Listing:

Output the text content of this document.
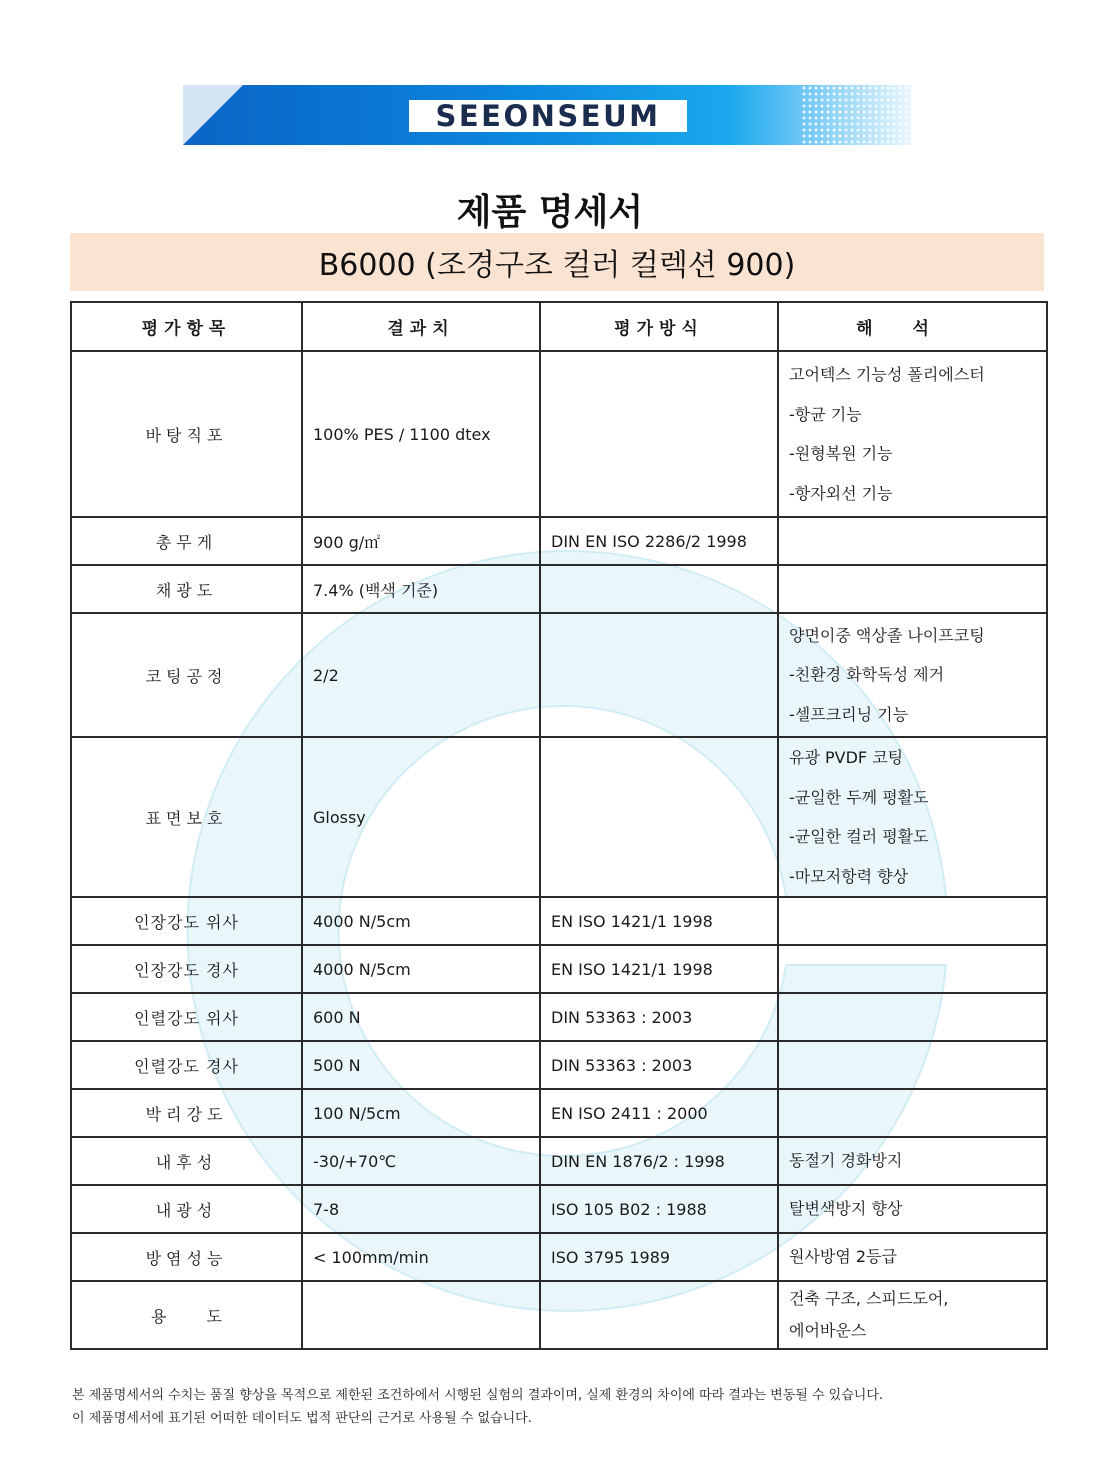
SEEONSEUM
제품 명세서
B6000 (조경구조 컬러 컬렉션 900)
평가항목	결과치	평가방식	해석
바탕직포	100% PES / 1100 dtex		고어텍스 기능성 폴리에스터
-항균 기능
-원형복원 기능
-항자외선 기능

총무게	900 g/㎡	DIN EN ISO 2286/2 1998	
채광도	7.4% (백색 기준)		
코팅공정	2/2		양면이중 액상졸 나이프코팅
-친환경 화학독성 제거
-셀프크리닝 기능

표면보호	Glossy		유광 PVDF 코팅
-균일한 두께 평활도
-균일한 컬러 평활도
-마모저항력 향상

인장강도 위사	4000 N/5cm	EN ISO 1421/1 1998	
인장강도 경사	4000 N/5cm	EN ISO 1421/1 1998	
인렬강도 위사	600 N	DIN 53363 : 2003	
인렬강도 경사	500 N	DIN 53363 : 2003	
박리강도	100 N/5cm	EN ISO 2411 : 2000	
내후성	-30/+70℃	DIN EN 1876/2 : 1998	동절기 경화방지

내광성	7-8	ISO 105 B02 : 1988	탈변색방지 향상

방염성능	< 100mm/min	ISO 3795 1989	원사방염 2등급

용도			건축 구조, 스피드도어,
에어바운스
본 제품명세서의 수치는 품질 향상을 목적으로 제한된 조건하에서 시행된 실험의 결과이며, 실제 환경의 차이에 따라 결과는 변동될 수 있습니다.
이 제품명세서에 표기된 어떠한 데이터도 법적 판단의 근거로 사용될 수 없습니다.
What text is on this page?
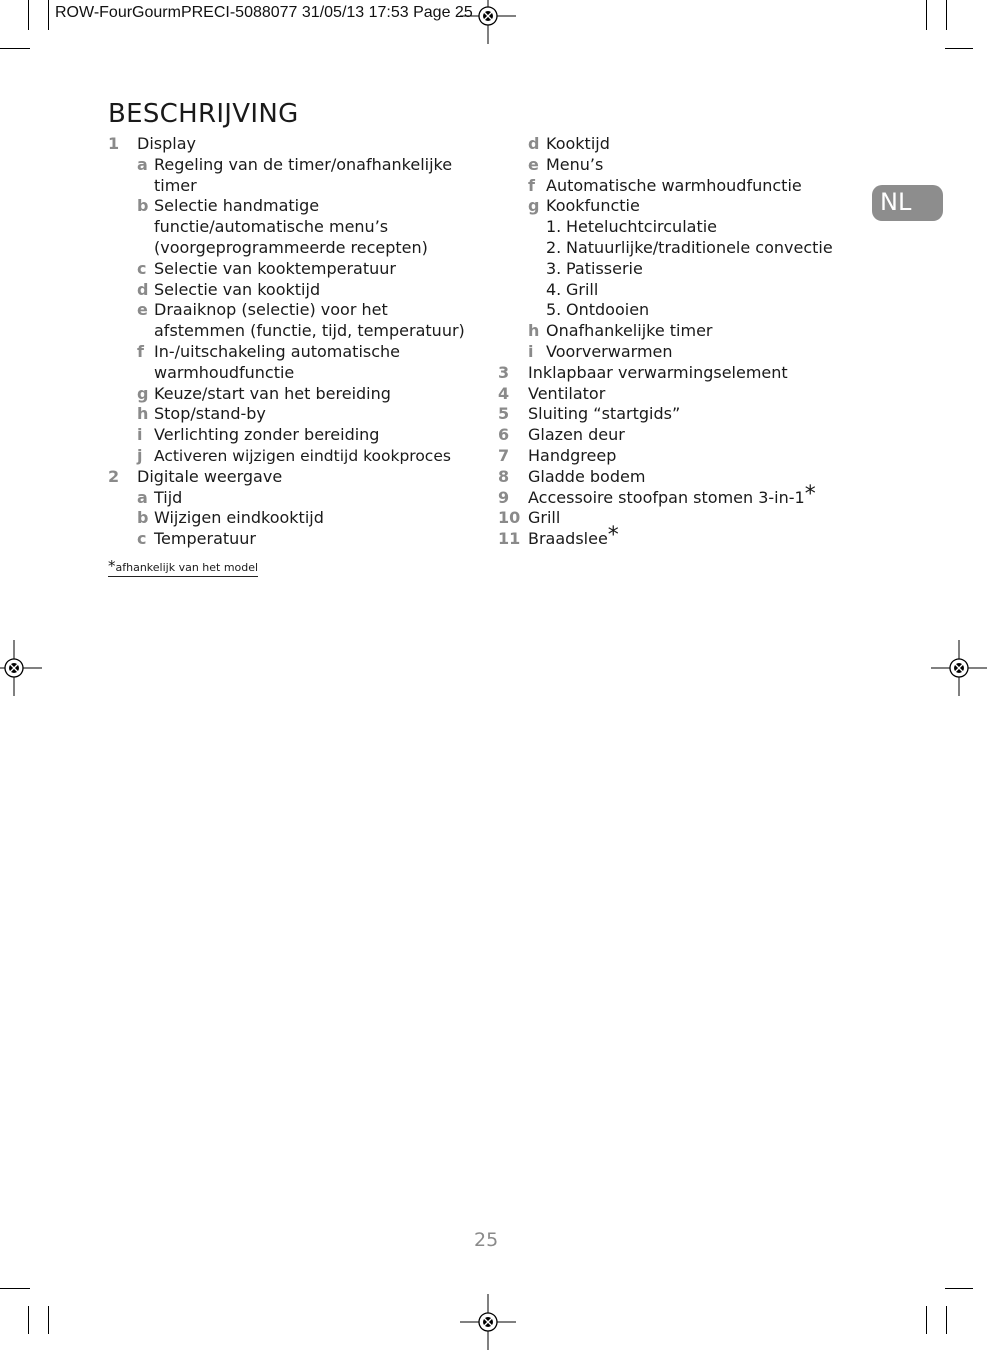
ROW-FourGourmPRECI-5088077 31/05/13 17:53 Page 25
BESCHRIJVING
NL
1 Display
a Regeling van de timer/onafhankelijke timer
b Selectie handmatige functie/automatische menu’s (voorgeprogrammeerde recepten)
c Selectie van kooktemperatuur
d Selectie van kooktijd
e Draaiknop (selectie) voor het afstemmen (functie, tijd, temperatuur)
f In-/uitschakeling automatische warmhoudfunctie
g Keuze/start van het bereiding
h Stop/stand-by
i Verlichting zonder bereiding
j Activeren wijzigen eindtijd kookproces
2 Digitale weergave
a Tijd
b Wijzigen eindkooktijd
c Temperatuur
*afhankelijk van het model
d Kooktijd
e Menu’s
f Automatische warmhoudfunctie
g Kookfunctie
1. Heteluchtcirculatie
2. Natuurlijke/traditionele convectie
3. Patisserie
4. Grill
5. Ontdooien
h Onafhankelijke timer
i Voorverwarmen
3 Inklapbaar verwarmingselement
4 Ventilator
5 Sluiting “startgids”
6 Glazen deur
7 Handgreep
8 Gladde bodem
9 Accessoire stoofpan stomen 3-in-1*
10 Grill
11 Braadslee*
25
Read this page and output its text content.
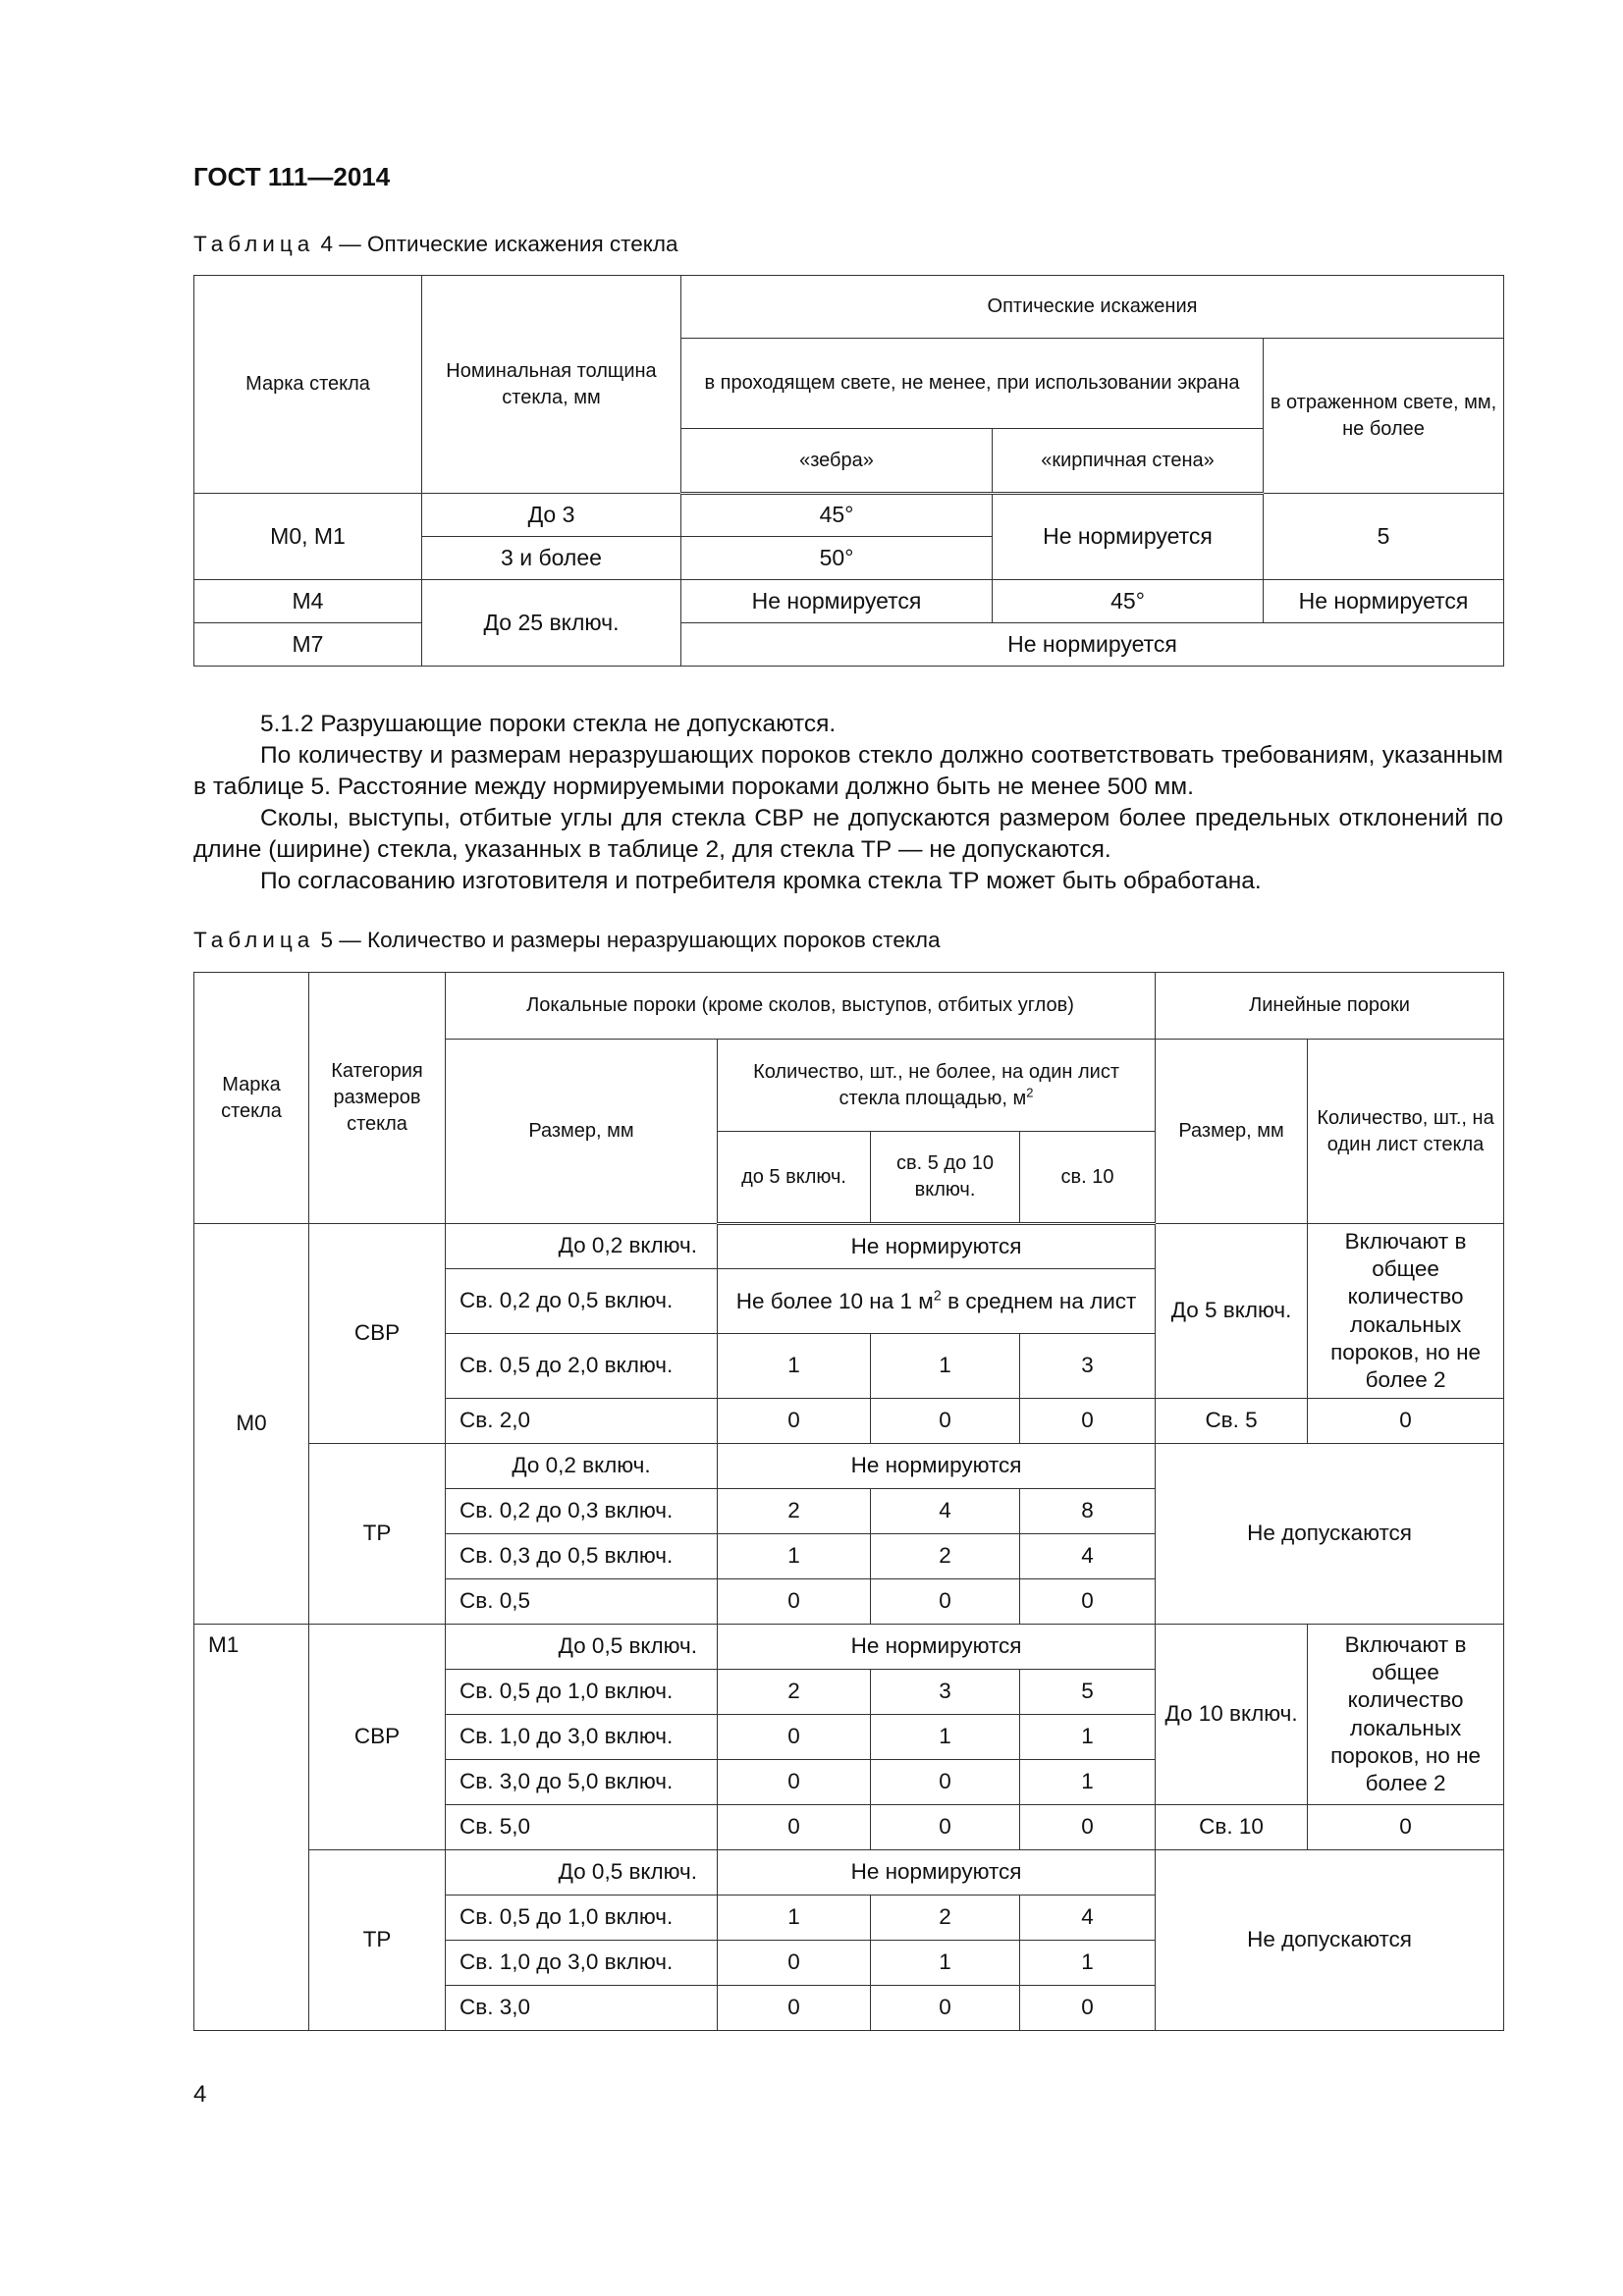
ГОСТ 111—2014
Таблица 4 — Оптические искажения стекла
Марка стекла	Номинальная толщина стекла, мм	Оптические искажения		
		в проходящем свете, не менее, при использовании экрана		в отраженном свете, мм, не более
		«зебра»	«кирпичная стена»	
М0, М1	До 3	45°	Не нормируется	5
	3 и более	50°		
М4	До 25 включ.	Не нормируется	45°	Не нормируется
М7		Не нормируется		

5.1.2 Разрушающие пороки стекла не допускаются.

По количеству и размерам неразрушающих пороков стекло должно соответствовать требованиям, указанным в таблице 5. Расстояние между нормируемыми пороками должно быть не менее 500 мм.

Сколы, выступы, отбитые углы для стекла СВР не допускаются размером более предельных отклонений по длине (ширине) стекла, указанных в таблице 2, для стекла ТР — не допускаются.

По согласованию изготовителя и потребителя кромка стекла ТР может быть обработана.

Таблица 5 — Количество и размеры неразрушающих пороков стекла
Марка стекла	Категория размеров стекла	Локальные пороки (кроме сколов, выступов, отбитых углов)				Линейные пороки	
		Размер, мм	Количество, шт., не более, на один лист стекла площадью, $м^2$			Размер, мм	Количество, шт., на один лист стекла
			до 5 включ.	св. 5 до 10 включ.	св. 10		
М0	СВР	До 0,2 включ.	Не нормируются			До 5 включ.	Включают в общее количество локальных пороков, но не более 2
		Св. 0,2 до 0,5 включ.	Не более 10 на 1 $м^2$ в среднем на лист				
		Св. 0,5 до 2,0 включ.	1	1	3		
		Св. 2,0	0	0	0	Св. 5	0
	ТР	До 0,2 включ.	Не нормируются			Не допускаются	
		Св. 0,2 до 0,3 включ.	2	4	8		
		Св. 0,3 до 0,5 включ.	1	2	4		
		Св. 0,5	0	0	0		
М1	СВР	До 0,5 включ.	Не нормируются			До 10 включ.	Включают в общее количество локальных пороков, но не более 2
		Св. 0,5 до 1,0 включ.	2	3	5		
		Св. 1,0 до 3,0 включ.	0	1	1		
		Св. 3,0 до 5,0 включ.	0	0	1		
		Св. 5,0	0	0	0	Св. 10	0
	ТР	До 0,5 включ.	Не нормируются			Не допускаются	
		Св. 0,5 до 1,0 включ.	1	2	4		
		Св. 1,0 до 3,0 включ.	0	1	1		
		Св. 3,0	0	0	0		
4
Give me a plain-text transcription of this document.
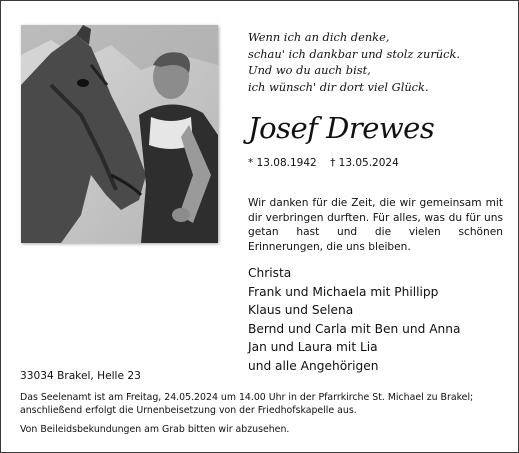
Wenn ich an dich denke,
schau' ich dankbar und stolz zurück.
Und wo du auch bist,
ich wünsch' dir dort viel Glück.
Josef Drewes
* 13.08.1942 † 13.05.2024
Wir danken für die Zeit, die wir gemeinsam mit dir verbringen durften. Für alles, was du für uns getan hast und die vielen schönen Erinnerungen, die uns bleiben.
Christa
Frank und Michaela mit Phillipp
Klaus und Selena
Bernd und Carla mit Ben und Anna
Jan und Laura mit Lia
und alle Angehörigen
33034 Brakel, Helle 23
Das Seelenamt ist am Freitag, 24.05.2024 um 14.00 Uhr in der Pfarrkirche St. Michael zu Brakel; anschließend erfolgt die Urnenbeisetzung von der Friedhofskapelle aus.
Von Beileidsbekundungen am Grab bitten wir abzusehen.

What is required:
Locate the word "неразрушающих" in the records and collect each line it appears in.

Correct answer:
По количеству и размерам неразрушающих пороков стекло должно соответствовать требованиям, указанным в таблице 5. Расстояние между нормируемыми пороками должно быть не менее 500 мм.
Таблица 5 — Количество и размеры неразрушающих пороков стекла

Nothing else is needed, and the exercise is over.